=== WHAT IS REQUIRED ===
Determine the number of lines that contain the word "الشهادة", then state that number and nothing more.

::: THE INPUT :::

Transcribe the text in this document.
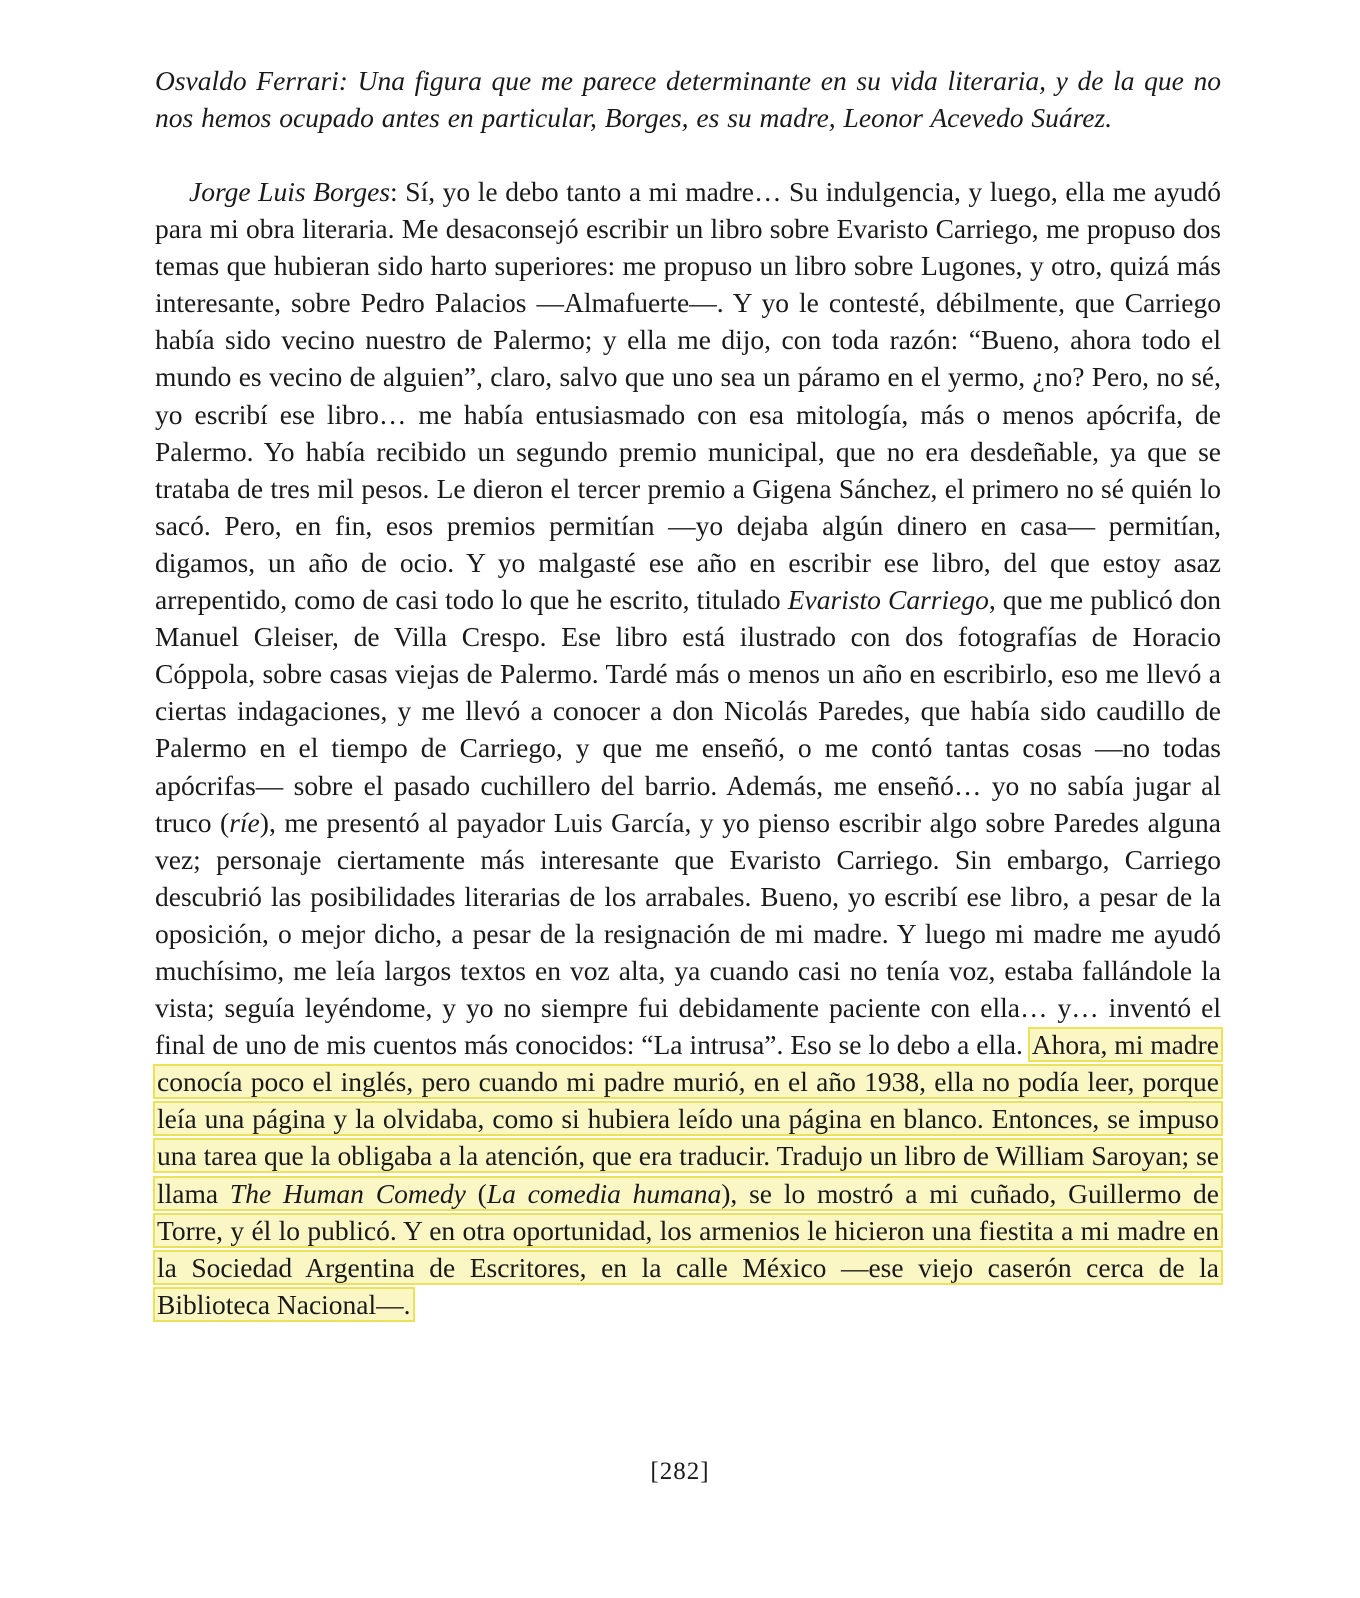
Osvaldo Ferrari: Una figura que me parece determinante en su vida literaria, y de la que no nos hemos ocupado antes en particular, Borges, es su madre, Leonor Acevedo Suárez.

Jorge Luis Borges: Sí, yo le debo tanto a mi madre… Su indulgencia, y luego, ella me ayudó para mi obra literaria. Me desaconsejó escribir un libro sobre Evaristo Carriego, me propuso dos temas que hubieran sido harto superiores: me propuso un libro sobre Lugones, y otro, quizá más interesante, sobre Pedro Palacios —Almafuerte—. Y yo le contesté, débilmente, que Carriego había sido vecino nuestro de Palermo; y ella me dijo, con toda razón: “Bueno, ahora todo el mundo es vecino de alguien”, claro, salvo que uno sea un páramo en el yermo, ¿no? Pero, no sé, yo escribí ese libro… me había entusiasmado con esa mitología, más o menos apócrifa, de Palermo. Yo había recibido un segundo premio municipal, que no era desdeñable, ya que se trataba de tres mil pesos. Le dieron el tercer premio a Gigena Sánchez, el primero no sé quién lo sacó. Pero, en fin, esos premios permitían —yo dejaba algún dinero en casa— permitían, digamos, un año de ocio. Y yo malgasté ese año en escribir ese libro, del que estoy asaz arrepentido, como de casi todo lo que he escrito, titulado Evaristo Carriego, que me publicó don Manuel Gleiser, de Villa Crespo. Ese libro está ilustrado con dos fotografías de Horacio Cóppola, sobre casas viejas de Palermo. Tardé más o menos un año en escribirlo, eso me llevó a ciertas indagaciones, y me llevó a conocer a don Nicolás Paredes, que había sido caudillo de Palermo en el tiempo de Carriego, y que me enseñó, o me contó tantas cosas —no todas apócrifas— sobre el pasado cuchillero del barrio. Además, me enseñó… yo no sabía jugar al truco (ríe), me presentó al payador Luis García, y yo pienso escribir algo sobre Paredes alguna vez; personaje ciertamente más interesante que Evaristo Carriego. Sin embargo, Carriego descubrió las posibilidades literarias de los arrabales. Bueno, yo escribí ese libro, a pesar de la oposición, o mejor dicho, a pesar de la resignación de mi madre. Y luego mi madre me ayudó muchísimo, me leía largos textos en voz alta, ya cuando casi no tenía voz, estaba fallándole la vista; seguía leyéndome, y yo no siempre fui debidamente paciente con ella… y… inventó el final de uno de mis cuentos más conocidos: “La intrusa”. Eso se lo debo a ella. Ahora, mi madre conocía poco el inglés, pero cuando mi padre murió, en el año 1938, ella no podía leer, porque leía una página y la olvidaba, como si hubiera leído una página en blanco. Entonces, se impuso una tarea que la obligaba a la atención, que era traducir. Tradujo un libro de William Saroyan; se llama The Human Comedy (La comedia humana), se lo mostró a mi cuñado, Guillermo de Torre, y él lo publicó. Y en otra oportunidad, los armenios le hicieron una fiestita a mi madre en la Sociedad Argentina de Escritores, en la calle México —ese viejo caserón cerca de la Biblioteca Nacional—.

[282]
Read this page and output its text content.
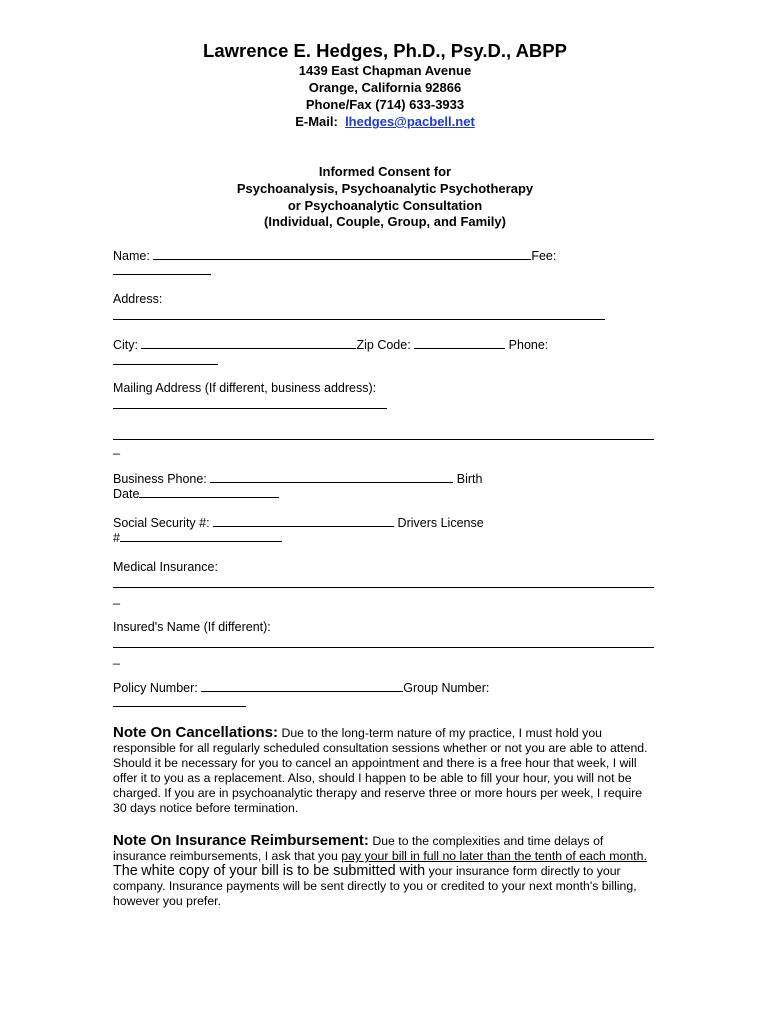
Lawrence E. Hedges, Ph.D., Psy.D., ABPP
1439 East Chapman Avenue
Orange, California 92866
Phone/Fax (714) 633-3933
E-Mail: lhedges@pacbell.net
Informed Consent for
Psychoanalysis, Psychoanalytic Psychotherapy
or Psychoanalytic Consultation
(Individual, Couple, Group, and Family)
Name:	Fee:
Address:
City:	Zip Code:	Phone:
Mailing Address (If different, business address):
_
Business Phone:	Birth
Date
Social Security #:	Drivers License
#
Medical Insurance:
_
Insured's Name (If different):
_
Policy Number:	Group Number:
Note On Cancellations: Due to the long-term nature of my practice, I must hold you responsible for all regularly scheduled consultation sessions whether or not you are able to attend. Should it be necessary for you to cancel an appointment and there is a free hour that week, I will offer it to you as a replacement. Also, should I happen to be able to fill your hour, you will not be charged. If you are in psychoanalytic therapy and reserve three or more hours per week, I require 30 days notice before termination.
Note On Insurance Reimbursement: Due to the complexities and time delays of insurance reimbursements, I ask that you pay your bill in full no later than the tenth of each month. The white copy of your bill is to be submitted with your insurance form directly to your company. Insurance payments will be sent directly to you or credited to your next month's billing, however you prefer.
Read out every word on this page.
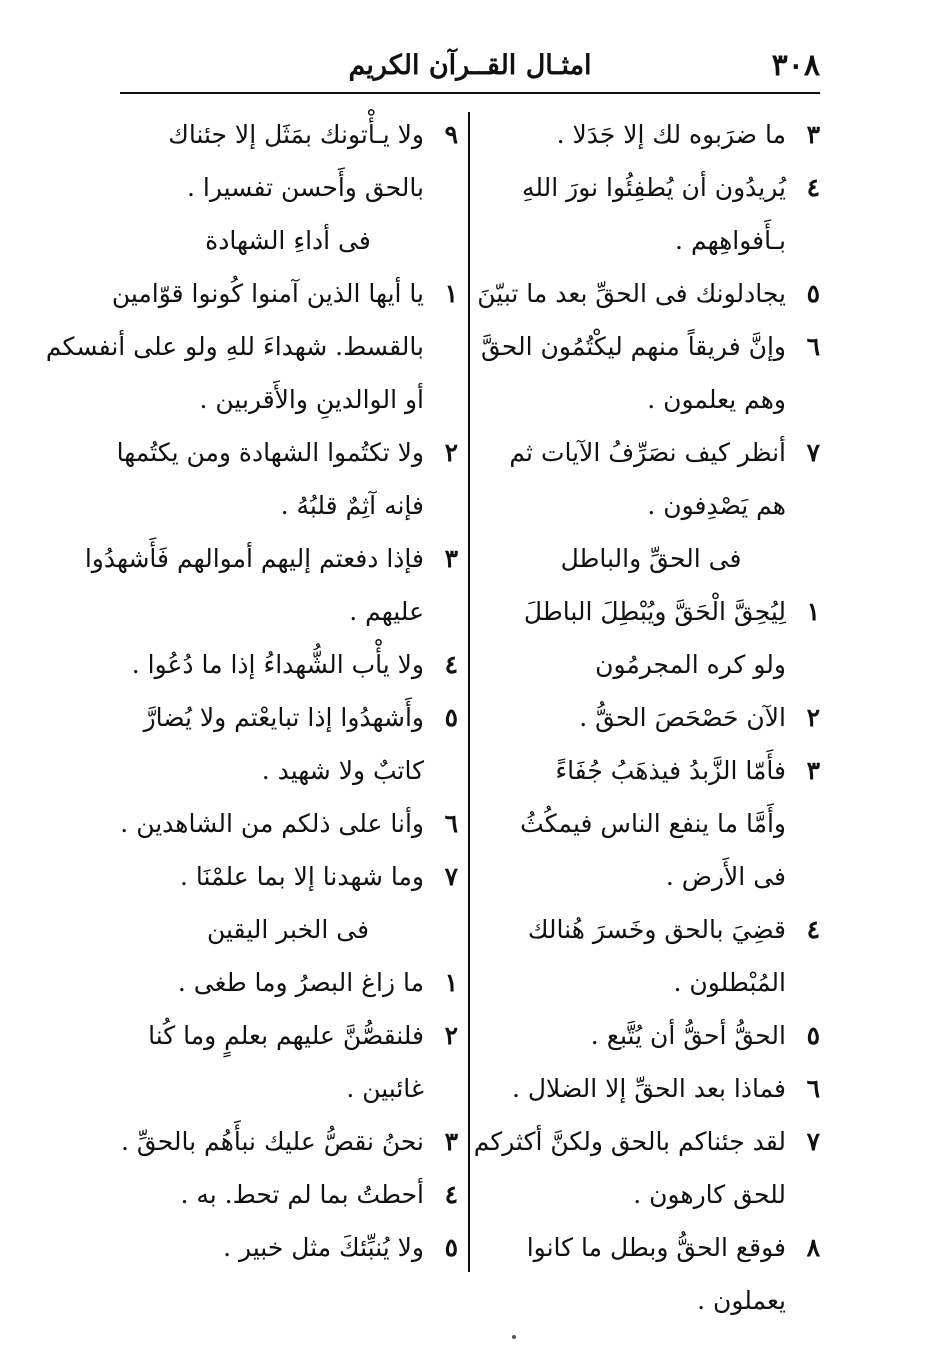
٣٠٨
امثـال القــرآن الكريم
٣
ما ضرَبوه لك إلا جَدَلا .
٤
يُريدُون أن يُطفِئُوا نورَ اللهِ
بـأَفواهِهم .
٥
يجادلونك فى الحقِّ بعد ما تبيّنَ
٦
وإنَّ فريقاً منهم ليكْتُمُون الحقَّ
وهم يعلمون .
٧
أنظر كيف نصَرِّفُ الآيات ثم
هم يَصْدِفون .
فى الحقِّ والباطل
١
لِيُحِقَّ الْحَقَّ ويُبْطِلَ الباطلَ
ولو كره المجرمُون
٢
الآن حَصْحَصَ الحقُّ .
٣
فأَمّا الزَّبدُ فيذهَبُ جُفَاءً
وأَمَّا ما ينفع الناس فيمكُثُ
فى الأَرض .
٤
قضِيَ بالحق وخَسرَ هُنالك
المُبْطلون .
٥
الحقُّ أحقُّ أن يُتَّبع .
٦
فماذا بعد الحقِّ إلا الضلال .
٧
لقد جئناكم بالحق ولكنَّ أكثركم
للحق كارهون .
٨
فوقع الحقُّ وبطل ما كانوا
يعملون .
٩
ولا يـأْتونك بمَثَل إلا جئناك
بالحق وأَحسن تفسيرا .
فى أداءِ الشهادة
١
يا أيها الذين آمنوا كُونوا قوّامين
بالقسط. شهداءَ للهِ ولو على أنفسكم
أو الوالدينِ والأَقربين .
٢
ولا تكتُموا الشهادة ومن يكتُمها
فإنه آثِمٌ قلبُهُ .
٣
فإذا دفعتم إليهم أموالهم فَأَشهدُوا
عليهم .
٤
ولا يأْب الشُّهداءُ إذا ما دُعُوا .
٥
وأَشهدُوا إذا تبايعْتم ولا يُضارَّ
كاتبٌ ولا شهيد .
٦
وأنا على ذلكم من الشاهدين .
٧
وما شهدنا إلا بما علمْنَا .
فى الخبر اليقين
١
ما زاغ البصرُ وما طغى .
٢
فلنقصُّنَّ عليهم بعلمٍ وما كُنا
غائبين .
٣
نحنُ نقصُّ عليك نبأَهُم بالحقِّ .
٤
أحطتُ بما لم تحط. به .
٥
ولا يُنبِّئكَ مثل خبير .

:::

=== EXERCISE RESPONSE ===
2